**Written task**
Type every record exactly as it appears.

>> BEGIN

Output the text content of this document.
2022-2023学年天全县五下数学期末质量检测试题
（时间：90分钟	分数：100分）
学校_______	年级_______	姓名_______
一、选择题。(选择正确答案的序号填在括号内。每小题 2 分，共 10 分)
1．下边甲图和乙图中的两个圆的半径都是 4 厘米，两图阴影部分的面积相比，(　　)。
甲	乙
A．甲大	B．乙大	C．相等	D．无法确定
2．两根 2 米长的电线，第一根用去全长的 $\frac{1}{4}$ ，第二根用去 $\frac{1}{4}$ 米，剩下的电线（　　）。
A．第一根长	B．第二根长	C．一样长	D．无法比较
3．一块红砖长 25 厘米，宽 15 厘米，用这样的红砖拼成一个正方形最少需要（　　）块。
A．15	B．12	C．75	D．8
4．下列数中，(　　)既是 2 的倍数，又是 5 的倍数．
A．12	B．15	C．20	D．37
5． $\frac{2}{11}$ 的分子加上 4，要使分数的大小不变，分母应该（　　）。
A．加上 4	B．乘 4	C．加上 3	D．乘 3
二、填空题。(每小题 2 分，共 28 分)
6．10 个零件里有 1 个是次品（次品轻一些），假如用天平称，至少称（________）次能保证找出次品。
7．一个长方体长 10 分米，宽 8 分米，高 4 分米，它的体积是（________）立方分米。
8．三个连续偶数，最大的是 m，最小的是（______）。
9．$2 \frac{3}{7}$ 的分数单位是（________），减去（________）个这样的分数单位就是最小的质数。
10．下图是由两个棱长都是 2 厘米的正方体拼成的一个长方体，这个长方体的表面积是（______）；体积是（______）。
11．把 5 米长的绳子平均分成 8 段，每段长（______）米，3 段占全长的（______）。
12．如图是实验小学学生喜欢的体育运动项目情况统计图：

>> END

**Solution to this task**
Output the text content of this document.
2022-2023学年天全县五下数学期末质量检测试题
（时间：90分钟	分数：100分）
学校_______	年级_______	姓名_______
一、选择题。(选择正确答案的序号填在括号内。每小题 2 分，共 10 分)
1．下边甲图和乙图中的两个圆的半径都是 4 厘米，两图阴影部分的面积相比，(　　)。
甲	乙
A．甲大	B．乙大	C．相等	D．无法确定
2．两根 2 米长的电线，第一根用去全长的 $\frac{1}{4}$ ，第二根用去 $\frac{1}{4}$ 米，剩下的电线（　　）。
A．第一根长	B．第二根长	C．一样长	D．无法比较
3．一块红砖长 25 厘米，宽 15 厘米，用这样的红砖拼成一个正方形最少需要（　　）块。
A．15	B．12	C．75	D．8
4．下列数中，(　　)既是 2 的倍数，又是 5 的倍数．
A．12	B．15	C．20	D．37
5． $\frac{2}{11}$ 的分子加上 4，要使分数的大小不变，分母应该（　　）。
A．加上 4	B．乘 4	C．加上 3	D．乘 3
二、填空题。(每小题 2 分，共 28 分)
6．10 个零件里有 1 个是次品（次品轻一些），假如用天平称，至少称（________）次能保证找出次品。
7．一个长方体长 10 分米，宽 8 分米，高 4 分米，它的体积是（________）立方分米。
8．三个连续偶数，最大的是 m，最小的是（______）。
9．$2 \frac{3}{7}$ 的分数单位是（________），减去（________）个这样的分数单位就是最小的质数。
10．下图是由两个棱长都是 2 厘米的正方体拼成的一个长方体，这个长方体的表面积是（______）；体积是（______）。
11．把 5 米长的绳子平均分成 8 段，每段长（______）米，3 段占全长的（______）。
12．如图是实验小学学生喜欢的体育运动项目情况统计图：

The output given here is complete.